DATASET EXTRACT
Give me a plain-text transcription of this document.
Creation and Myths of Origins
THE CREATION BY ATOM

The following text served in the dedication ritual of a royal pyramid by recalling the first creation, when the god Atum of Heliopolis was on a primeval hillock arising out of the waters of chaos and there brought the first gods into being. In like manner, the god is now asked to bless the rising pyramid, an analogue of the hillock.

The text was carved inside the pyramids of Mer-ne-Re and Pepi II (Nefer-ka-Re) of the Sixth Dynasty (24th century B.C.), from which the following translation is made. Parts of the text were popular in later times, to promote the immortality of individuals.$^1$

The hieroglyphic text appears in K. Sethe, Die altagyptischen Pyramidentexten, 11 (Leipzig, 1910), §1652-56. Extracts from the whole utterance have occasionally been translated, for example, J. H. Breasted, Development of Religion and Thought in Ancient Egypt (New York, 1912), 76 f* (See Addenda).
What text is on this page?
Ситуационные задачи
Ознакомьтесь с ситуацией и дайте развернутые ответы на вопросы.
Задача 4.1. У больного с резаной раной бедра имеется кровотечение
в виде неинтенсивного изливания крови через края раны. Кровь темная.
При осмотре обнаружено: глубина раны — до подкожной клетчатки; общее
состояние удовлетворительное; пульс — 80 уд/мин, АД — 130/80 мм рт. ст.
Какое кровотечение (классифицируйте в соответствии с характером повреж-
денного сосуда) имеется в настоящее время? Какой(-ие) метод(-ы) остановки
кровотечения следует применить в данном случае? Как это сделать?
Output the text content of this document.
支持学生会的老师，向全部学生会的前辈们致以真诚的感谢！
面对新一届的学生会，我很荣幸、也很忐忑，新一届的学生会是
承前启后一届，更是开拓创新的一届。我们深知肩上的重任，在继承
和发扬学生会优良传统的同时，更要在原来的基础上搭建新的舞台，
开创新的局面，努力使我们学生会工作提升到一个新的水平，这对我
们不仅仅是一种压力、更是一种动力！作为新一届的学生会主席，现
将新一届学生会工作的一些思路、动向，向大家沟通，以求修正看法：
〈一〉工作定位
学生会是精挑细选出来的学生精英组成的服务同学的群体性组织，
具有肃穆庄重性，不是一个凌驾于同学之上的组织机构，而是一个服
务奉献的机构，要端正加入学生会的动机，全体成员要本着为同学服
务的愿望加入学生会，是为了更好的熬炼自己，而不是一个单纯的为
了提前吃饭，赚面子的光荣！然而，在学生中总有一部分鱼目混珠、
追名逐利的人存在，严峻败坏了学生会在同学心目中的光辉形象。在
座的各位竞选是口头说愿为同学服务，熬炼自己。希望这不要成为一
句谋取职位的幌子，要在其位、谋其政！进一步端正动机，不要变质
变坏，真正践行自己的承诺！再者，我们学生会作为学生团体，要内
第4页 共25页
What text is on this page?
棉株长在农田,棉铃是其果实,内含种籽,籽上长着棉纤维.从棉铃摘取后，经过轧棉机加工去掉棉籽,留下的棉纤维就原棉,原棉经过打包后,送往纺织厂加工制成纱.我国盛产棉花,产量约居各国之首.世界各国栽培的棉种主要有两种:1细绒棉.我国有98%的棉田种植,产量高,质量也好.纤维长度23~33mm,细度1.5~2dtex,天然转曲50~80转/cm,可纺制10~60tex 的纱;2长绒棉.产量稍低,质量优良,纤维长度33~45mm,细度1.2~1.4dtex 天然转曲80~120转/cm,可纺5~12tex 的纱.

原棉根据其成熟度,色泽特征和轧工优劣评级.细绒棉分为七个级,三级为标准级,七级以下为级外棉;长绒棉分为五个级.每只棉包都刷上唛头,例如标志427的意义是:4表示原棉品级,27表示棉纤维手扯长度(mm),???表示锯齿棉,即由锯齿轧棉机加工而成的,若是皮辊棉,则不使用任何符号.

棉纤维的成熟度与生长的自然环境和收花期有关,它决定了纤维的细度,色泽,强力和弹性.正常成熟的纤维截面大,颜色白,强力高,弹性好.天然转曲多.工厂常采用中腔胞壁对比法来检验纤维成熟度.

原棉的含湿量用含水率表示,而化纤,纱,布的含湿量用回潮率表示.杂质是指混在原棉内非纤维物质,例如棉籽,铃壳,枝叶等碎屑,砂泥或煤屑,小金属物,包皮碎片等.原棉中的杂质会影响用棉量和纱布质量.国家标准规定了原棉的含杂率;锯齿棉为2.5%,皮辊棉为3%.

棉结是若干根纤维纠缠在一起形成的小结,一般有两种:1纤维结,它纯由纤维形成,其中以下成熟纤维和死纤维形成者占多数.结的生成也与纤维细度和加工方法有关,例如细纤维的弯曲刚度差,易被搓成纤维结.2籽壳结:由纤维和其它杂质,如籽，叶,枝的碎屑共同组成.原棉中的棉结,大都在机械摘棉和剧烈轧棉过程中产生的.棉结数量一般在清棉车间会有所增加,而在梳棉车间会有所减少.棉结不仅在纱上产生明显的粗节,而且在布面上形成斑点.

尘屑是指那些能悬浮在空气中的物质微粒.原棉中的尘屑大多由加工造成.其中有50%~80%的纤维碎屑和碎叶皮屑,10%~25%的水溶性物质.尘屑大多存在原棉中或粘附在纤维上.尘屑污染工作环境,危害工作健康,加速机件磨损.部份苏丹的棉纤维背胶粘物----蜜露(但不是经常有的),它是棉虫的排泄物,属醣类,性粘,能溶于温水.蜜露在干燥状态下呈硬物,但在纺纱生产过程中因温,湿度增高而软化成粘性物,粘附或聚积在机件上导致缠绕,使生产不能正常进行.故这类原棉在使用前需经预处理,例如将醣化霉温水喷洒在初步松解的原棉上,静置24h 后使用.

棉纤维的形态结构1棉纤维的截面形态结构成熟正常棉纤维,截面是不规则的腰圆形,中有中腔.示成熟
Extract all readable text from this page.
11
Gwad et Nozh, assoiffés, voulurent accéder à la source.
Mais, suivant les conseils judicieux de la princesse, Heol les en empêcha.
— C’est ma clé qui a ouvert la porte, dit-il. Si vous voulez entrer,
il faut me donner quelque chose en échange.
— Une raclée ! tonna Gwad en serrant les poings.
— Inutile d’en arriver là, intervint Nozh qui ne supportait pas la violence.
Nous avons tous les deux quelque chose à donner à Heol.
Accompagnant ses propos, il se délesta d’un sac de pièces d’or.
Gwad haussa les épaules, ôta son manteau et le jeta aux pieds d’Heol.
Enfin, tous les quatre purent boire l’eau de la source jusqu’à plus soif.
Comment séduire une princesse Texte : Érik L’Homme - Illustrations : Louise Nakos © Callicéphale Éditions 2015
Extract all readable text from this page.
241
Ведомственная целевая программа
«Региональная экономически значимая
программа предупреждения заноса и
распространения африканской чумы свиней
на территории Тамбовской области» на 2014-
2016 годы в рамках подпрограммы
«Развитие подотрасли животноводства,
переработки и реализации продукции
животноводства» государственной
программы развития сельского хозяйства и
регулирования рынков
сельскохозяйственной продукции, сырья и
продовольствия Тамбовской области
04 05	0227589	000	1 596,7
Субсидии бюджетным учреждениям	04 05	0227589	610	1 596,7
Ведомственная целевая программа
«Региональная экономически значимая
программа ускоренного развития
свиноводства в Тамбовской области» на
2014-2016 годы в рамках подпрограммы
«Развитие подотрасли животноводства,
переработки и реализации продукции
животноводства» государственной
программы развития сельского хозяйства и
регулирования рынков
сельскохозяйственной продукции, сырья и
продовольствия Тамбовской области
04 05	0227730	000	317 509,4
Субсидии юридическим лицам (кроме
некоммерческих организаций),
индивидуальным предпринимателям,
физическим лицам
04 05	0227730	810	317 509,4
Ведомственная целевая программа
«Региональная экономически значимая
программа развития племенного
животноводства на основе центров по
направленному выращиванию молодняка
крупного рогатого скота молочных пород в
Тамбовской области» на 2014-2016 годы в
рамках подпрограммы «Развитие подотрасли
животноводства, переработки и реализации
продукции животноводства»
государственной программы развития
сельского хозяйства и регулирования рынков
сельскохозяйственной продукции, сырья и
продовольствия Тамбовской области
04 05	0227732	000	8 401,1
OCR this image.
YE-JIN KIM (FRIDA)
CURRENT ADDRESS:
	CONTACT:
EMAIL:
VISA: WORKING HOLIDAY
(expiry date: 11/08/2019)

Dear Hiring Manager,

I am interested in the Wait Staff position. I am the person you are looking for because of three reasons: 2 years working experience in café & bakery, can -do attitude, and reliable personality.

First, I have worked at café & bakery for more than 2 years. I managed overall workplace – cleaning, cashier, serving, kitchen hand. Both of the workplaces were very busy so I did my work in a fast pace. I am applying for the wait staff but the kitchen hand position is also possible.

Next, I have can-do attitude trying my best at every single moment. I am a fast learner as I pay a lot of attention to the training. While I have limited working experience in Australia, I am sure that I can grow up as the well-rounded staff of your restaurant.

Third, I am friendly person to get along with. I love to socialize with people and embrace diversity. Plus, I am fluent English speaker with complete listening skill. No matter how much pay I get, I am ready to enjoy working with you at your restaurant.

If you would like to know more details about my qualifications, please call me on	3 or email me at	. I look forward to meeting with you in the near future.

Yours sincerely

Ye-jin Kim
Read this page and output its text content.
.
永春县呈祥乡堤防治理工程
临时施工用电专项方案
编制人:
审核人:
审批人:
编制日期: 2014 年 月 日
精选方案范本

EXERCISE
Repeat only the stretch of lines that opens with the line containing "Read this page and output its text content." and closes with the final line of the entries, both included, exactly as written.

REPLY TO THE TASK
Read this page and output its text content.
.
永春县呈祥乡堤防治理工程
临时施工用电专项方案
编制人:
审核人:
审批人:
编制日期: 2014 年 月 日
精选方案范本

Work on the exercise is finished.